Data section =>
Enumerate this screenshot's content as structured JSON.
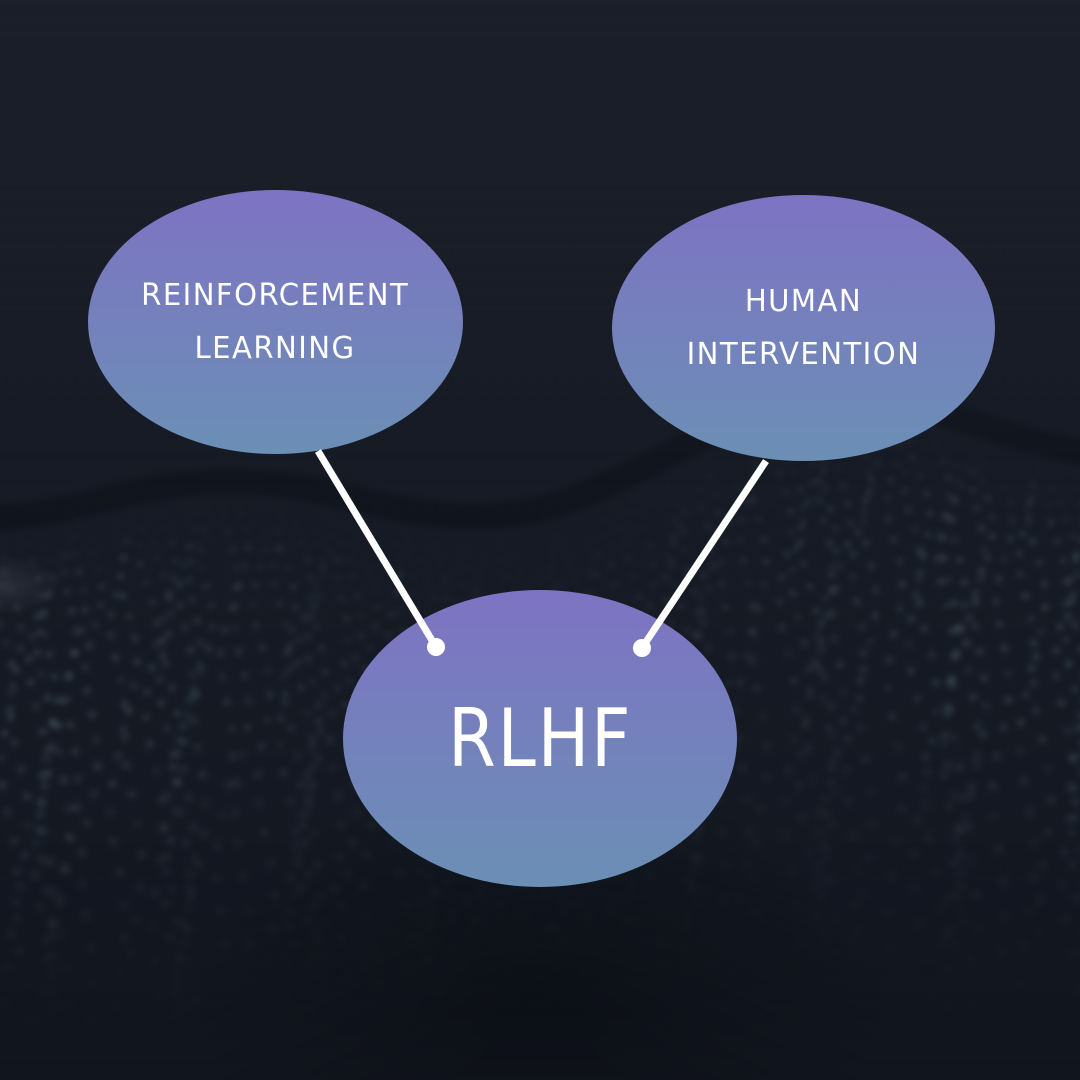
{
  "diagram": {
    "colors": {
      "background": "#161b25",
      "node_gradient_top": "#7e73c3",
      "node_gradient_bottom": "#6b8fb5",
      "text_color": "#ffffff",
      "connector_color": "#ffffff",
      "particle_dot_color_rgb": "104,130,140"
    },
    "nodes": [
      {
        "id": "reinforcement-learning",
        "line1": "REINFORCEMENT",
        "line2": "LEARNING"
      },
      {
        "id": "human-intervention",
        "line1": "HUMAN",
        "line2": "INTERVENTION"
      },
      {
        "id": "rlhf",
        "label": "RLHF"
      }
    ]
  }
}
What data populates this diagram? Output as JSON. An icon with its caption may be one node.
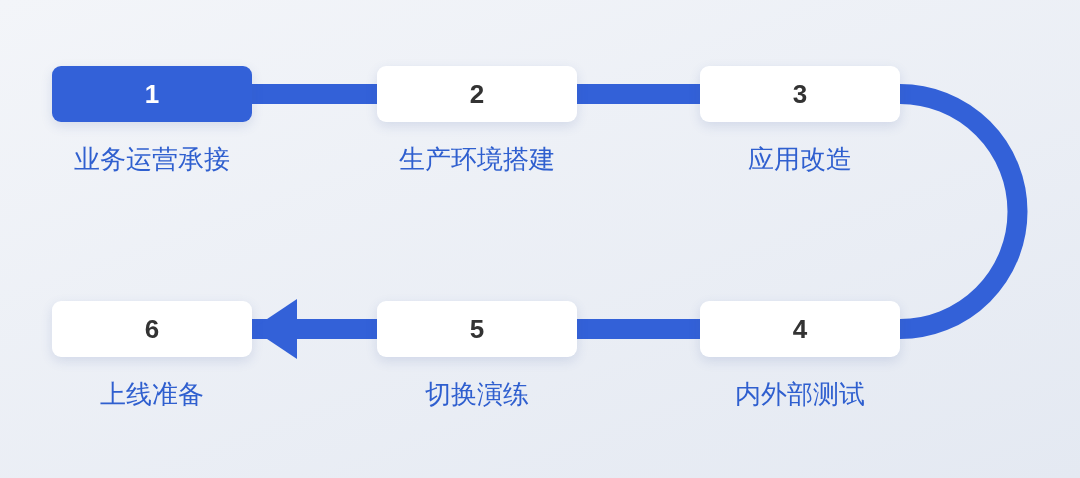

Requirements => Please write out all the data again word for word, but not the pictures.

Answer to the problem =>
Enumerate this screenshot's content as structured JSON.
{
  "diagram": {
    "colors": {
      "background": "#161b25",
      "node_gradient_top": "#7e73c3",
      "node_gradient_bottom": "#6b8fb5",
      "text_color": "#ffffff",
      "connector_color": "#ffffff",
      "particle_dot_color_rgb": "104,130,140"
    },
    "nodes": [
      {
        "id": "reinforcement-learning",
        "line1": "REINFORCEMENT",
        "line2": "LEARNING"
      },
      {
        "id": "human-intervention",
        "line1": "HUMAN",
        "line2": "INTERVENTION"
      },
      {
        "id": "rlhf",
        "label": "RLHF"
      }
    ]
  }
}
What data populates this diagram? Output as JSON. An icon with its caption may be one node.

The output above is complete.